-- start MATERIAL --

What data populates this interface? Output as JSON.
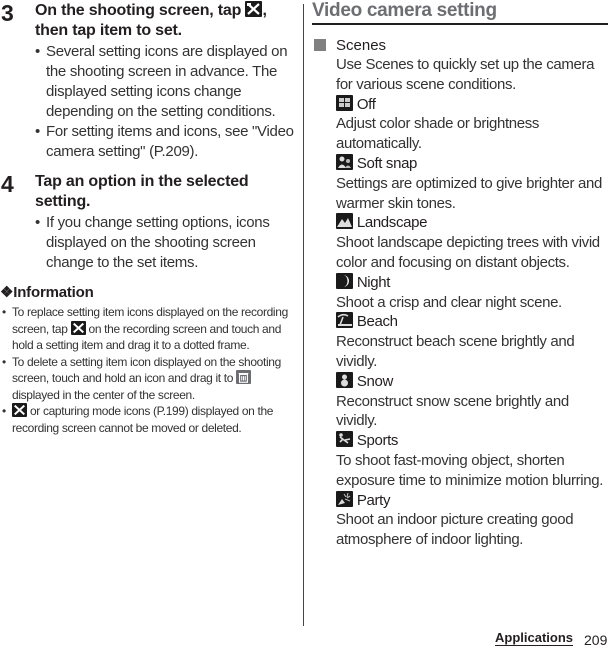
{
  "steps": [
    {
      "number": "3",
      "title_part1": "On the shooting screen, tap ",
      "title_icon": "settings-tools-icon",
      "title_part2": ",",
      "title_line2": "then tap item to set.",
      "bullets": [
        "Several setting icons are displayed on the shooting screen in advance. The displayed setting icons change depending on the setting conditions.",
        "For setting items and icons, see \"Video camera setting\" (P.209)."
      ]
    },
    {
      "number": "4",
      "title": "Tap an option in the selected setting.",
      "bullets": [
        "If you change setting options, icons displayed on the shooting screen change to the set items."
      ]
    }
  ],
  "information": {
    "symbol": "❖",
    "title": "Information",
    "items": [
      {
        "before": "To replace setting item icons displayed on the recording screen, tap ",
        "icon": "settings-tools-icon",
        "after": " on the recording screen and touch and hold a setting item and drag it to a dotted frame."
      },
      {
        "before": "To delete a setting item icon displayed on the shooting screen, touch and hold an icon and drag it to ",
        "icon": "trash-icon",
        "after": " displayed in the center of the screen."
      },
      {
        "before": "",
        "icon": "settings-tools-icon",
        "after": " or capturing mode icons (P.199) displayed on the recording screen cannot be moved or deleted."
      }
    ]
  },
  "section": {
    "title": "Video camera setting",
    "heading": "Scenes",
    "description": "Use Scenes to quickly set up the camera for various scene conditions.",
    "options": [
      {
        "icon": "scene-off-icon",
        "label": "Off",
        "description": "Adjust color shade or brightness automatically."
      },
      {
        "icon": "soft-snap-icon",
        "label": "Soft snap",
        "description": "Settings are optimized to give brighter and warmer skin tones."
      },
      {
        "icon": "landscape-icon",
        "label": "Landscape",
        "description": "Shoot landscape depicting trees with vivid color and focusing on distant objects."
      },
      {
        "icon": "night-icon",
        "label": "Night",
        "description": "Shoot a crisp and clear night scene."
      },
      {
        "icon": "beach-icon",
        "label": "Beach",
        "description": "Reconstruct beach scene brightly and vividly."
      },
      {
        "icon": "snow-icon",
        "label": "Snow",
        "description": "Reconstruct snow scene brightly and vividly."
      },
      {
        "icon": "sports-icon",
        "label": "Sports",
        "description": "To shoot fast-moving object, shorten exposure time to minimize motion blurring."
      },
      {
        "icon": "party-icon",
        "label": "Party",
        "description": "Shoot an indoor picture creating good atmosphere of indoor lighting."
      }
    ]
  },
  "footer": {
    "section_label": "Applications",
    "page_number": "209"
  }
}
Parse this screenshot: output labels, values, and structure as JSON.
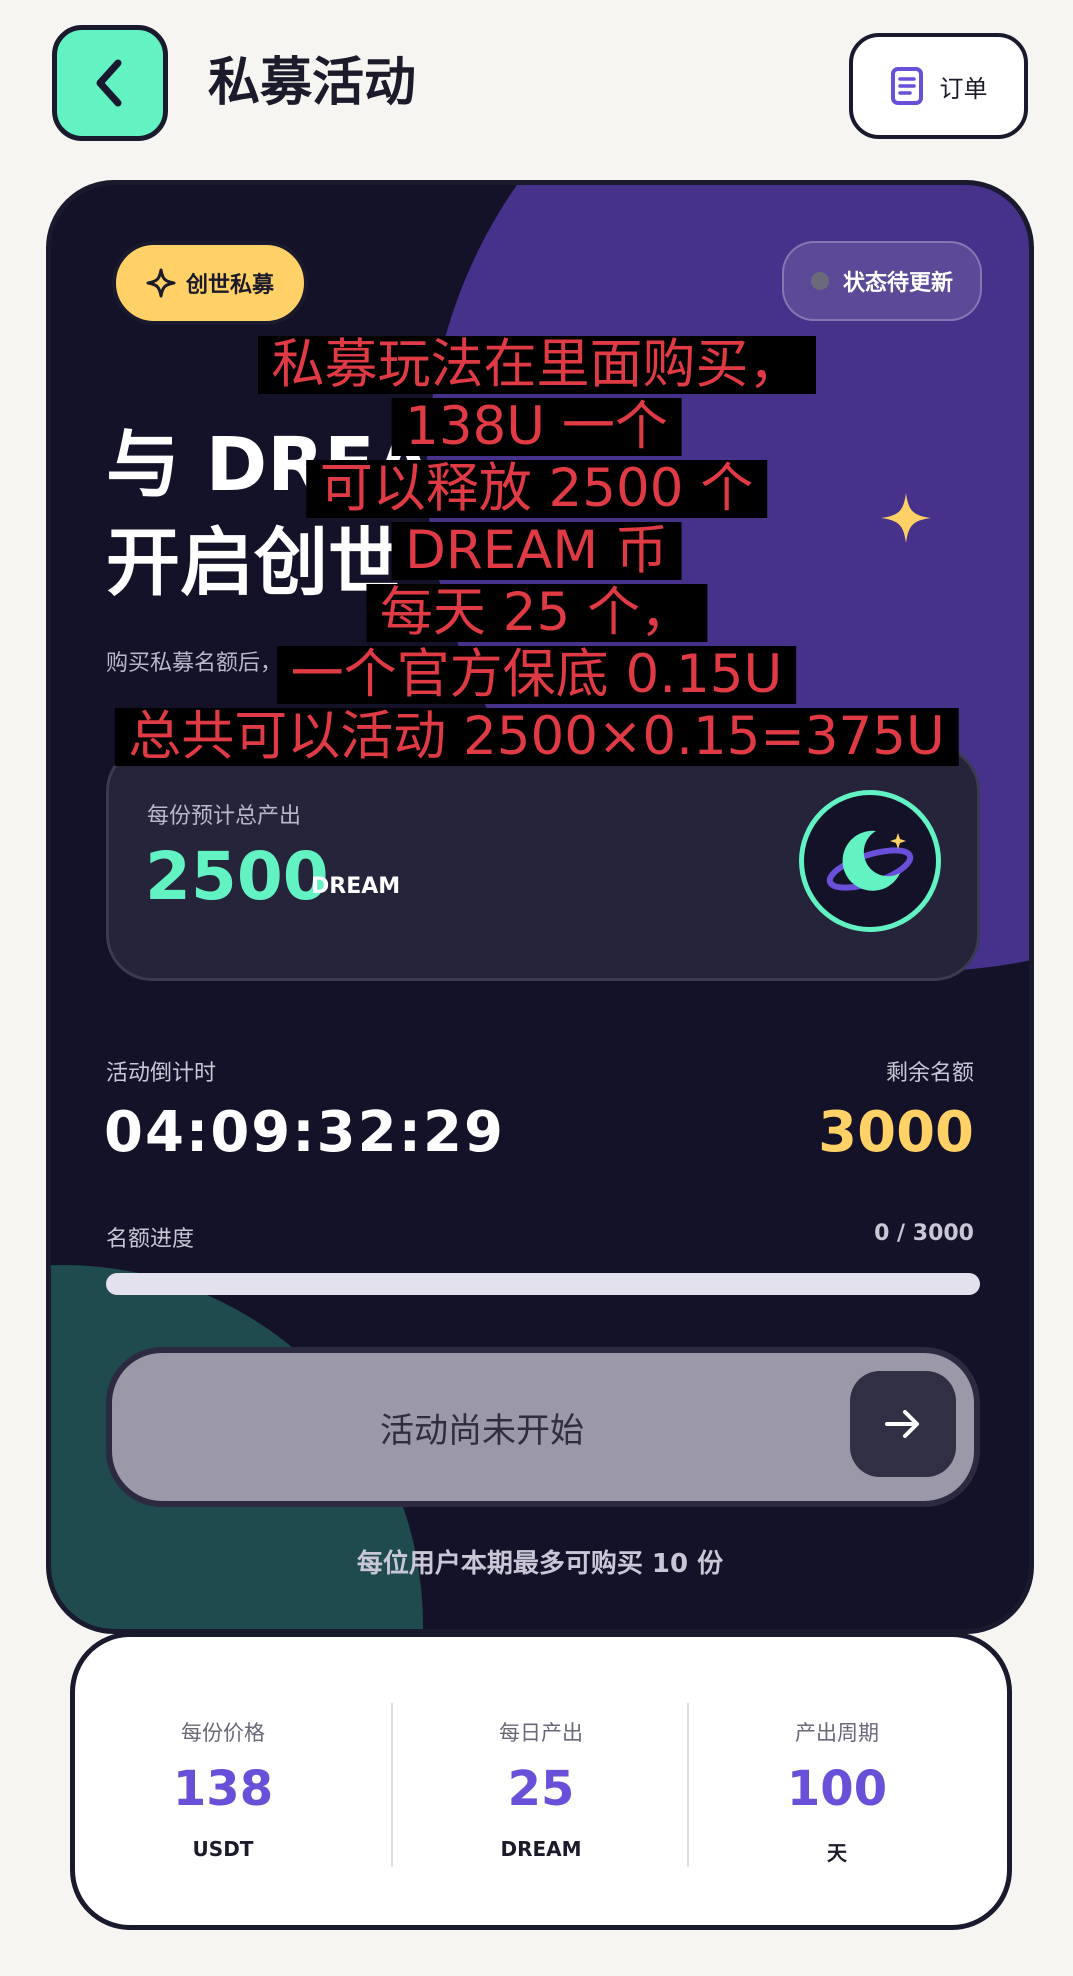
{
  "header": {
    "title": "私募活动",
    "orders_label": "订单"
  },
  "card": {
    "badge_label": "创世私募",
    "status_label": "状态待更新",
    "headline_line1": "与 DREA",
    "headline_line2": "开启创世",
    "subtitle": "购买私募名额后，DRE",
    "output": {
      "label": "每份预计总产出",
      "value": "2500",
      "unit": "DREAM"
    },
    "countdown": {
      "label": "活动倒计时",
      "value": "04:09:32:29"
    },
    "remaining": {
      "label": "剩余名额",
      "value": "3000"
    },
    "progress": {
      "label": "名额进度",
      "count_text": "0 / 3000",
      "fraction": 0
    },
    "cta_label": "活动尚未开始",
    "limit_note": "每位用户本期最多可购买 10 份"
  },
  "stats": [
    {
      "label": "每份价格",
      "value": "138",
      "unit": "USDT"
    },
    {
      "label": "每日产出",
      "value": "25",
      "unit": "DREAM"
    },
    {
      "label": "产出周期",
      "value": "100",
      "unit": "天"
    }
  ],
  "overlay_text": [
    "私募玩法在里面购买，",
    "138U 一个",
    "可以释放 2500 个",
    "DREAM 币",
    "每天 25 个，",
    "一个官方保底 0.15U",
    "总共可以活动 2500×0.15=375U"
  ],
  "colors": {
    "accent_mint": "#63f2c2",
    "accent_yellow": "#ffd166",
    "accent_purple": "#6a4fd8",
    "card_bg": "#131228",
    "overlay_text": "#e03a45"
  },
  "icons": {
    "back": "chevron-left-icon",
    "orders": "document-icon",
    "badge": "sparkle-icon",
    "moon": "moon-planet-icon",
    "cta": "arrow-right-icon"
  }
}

-- end MATERIAL --
-- start MATERIAL --

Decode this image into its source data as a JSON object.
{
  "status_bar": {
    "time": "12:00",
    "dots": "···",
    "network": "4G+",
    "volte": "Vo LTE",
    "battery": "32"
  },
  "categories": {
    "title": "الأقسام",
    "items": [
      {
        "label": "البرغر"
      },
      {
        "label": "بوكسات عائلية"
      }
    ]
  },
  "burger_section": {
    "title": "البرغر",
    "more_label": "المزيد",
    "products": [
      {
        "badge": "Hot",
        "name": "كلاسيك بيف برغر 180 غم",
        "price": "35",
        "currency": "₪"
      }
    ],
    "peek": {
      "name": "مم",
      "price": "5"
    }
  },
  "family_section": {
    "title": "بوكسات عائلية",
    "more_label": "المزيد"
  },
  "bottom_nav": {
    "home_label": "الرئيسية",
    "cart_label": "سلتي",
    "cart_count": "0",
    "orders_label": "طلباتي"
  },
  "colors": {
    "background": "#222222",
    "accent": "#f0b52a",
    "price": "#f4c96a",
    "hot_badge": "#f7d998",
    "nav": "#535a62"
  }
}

-- end MATERIAL --

- [WORK TO BE COMPLETED]:
Pull out every line above that holds the word "shooting".

- [CORRECT ANSWER]:
      "title_part1": "On the shooting screen, tap ",
        "Several setting icons are displayed on the shooting screen in advance. The displayed setting icons change depending on the setting conditions.",
        "If you change setting options, icons displayed on the shooting screen change to the set items."
        "before": "To delete a setting item icon displayed on the shooting screen, touch and hold an icon and drag it to ",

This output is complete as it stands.